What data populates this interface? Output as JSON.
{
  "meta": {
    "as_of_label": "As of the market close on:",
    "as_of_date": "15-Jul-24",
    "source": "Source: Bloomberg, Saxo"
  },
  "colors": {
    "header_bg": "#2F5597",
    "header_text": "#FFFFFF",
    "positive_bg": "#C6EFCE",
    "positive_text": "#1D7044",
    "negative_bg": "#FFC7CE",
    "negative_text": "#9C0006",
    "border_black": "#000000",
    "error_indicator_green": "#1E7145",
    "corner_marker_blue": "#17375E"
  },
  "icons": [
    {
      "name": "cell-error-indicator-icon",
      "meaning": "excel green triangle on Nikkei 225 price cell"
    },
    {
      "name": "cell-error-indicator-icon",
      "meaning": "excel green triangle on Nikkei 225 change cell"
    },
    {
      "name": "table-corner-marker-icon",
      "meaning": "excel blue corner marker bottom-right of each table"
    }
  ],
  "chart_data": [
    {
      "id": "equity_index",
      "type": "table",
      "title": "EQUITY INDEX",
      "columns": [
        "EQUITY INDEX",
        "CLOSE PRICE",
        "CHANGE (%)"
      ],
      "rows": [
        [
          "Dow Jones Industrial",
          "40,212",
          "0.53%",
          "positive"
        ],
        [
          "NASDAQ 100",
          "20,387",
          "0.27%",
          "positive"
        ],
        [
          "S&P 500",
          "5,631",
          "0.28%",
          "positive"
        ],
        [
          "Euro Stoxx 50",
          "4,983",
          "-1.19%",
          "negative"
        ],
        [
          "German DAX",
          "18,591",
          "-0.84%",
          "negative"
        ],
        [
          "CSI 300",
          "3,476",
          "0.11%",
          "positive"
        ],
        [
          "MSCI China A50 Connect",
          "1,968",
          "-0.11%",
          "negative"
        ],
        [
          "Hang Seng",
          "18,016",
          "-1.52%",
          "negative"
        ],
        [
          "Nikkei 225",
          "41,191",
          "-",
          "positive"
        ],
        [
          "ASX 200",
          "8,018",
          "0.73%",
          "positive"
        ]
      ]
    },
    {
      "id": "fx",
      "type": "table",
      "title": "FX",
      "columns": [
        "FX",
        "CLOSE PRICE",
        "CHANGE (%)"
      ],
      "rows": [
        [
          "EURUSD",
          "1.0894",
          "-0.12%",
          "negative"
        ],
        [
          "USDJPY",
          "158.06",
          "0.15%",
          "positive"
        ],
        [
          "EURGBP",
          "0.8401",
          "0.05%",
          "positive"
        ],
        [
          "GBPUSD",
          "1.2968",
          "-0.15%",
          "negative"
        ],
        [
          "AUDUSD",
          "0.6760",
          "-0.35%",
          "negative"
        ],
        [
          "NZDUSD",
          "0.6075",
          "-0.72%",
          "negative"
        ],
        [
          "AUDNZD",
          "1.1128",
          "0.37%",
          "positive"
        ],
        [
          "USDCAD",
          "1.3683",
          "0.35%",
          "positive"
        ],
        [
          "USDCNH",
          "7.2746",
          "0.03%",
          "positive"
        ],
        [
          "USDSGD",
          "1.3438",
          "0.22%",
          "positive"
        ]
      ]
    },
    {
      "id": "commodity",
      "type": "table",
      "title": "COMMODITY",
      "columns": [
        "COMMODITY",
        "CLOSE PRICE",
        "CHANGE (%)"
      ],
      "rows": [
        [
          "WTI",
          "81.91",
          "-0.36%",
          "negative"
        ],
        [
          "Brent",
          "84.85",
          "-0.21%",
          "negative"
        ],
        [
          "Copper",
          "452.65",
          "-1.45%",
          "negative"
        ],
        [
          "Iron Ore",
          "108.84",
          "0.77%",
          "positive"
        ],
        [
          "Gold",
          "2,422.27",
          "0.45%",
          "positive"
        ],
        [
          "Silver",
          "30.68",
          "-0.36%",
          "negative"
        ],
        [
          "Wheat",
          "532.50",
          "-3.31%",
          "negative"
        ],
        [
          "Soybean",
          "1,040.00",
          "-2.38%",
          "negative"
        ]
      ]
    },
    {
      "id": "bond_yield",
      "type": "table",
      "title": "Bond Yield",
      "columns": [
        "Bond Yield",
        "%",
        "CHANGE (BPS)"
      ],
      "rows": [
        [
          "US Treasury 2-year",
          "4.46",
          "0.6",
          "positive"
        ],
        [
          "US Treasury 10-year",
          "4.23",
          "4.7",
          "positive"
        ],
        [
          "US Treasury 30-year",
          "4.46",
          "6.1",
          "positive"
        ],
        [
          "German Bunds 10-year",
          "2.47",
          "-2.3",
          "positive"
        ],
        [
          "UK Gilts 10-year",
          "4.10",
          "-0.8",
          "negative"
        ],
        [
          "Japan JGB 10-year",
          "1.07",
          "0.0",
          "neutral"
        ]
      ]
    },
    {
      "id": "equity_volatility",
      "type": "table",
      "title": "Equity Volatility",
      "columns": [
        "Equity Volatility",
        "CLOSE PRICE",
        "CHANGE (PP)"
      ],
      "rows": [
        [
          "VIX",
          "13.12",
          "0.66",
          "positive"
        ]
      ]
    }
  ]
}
____________
**Exercise goal**. Find all lines where the word "year" appears. Copy them.

**Task output**.
          "US Treasury 2-year",
          "US Treasury 10-year",
          "US Treasury 30-year",
          "German Bunds 10-year",
          "UK Gilts 10-year",
          "Japan JGB 10-year",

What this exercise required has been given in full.